GOAL
Transcribe the records that follow in their entirety, omitting any pictures.

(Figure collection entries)
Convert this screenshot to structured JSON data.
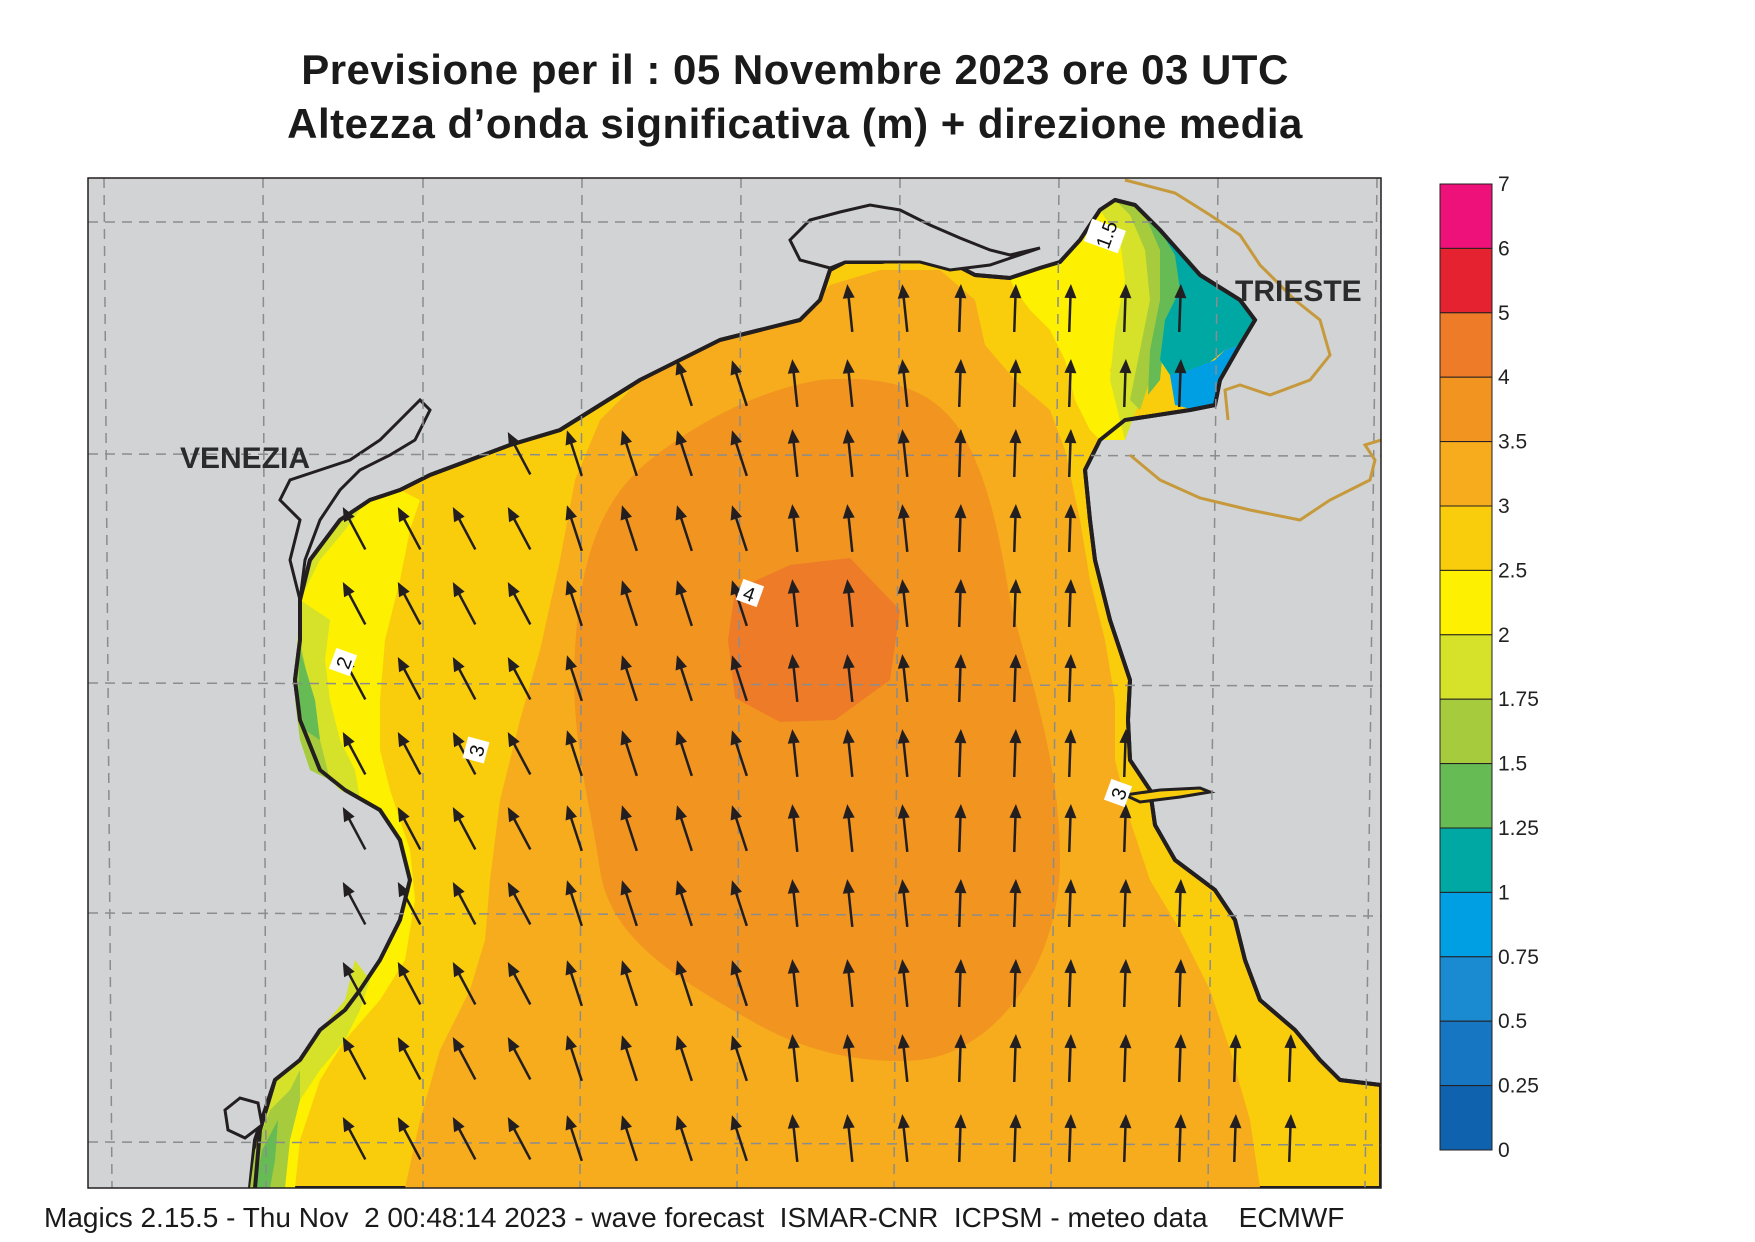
{
  "title": {
    "line1": "Previsione per il  :  05 Novembre  2023   ore 03 UTC",
    "line2": "Altezza d’onda significativa (m) + direzione media"
  },
  "places": {
    "venezia": "VENEZIA",
    "trieste": "TRIESTE"
  },
  "contour_labels": [
    "1.5",
    "2",
    "3",
    "3",
    "4"
  ],
  "legend": {
    "labels": [
      "7",
      "6",
      "5",
      "4",
      "3.5",
      "3",
      "2.5",
      "2",
      "1.75",
      "1.5",
      "1.25",
      "1",
      "0.75",
      "0.5",
      "0.25",
      "0"
    ],
    "colors": [
      "#ed1179",
      "#e52230",
      "#ee7b28",
      "#f29420",
      "#f6ac1c",
      "#facd0c",
      "#fdf000",
      "#d6e22a",
      "#a6cb3c",
      "#66bb55",
      "#00a8a4",
      "#009fe3",
      "#1a8bd0",
      "#1676c1",
      "#0f62ad"
    ]
  },
  "colors": {
    "land": "#d1d3d4",
    "coast": "#231f20",
    "border": "#c69a3c",
    "arrow": "#231f20"
  },
  "footer": "Magics 2.15.5 - Thu Nov  2 00:48:14 2023 - wave forecast  ISMAR-CNR  ICPSM - meteo data    ECMWF"
}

REPLY
Convert this screenshot to structured JSON data.
{
  "title": {
    "line1": "Previsione per il  :  05 Novembre  2023   ore 03 UTC",
    "line2": "Altezza d’onda significativa (m) + direzione media"
  },
  "places": {
    "venezia": "VENEZIA",
    "trieste": "TRIESTE"
  },
  "contour_labels": [
    "1.5",
    "2",
    "3",
    "3",
    "4"
  ],
  "legend": {
    "labels": [
      "7",
      "6",
      "5",
      "4",
      "3.5",
      "3",
      "2.5",
      "2",
      "1.75",
      "1.5",
      "1.25",
      "1",
      "0.75",
      "0.5",
      "0.25",
      "0"
    ],
    "colors": [
      "#ed1179",
      "#e52230",
      "#ee7b28",
      "#f29420",
      "#f6ac1c",
      "#facd0c",
      "#fdf000",
      "#d6e22a",
      "#a6cb3c",
      "#66bb55",
      "#00a8a4",
      "#009fe3",
      "#1a8bd0",
      "#1676c1",
      "#0f62ad"
    ]
  },
  "colors": {
    "land": "#d1d3d4",
    "coast": "#231f20",
    "border": "#c69a3c",
    "arrow": "#231f20"
  },
  "footer": "Magics 2.15.5 - Thu Nov  2 00:48:14 2023 - wave forecast  ISMAR-CNR  ICPSM - meteo data    ECMWF"
}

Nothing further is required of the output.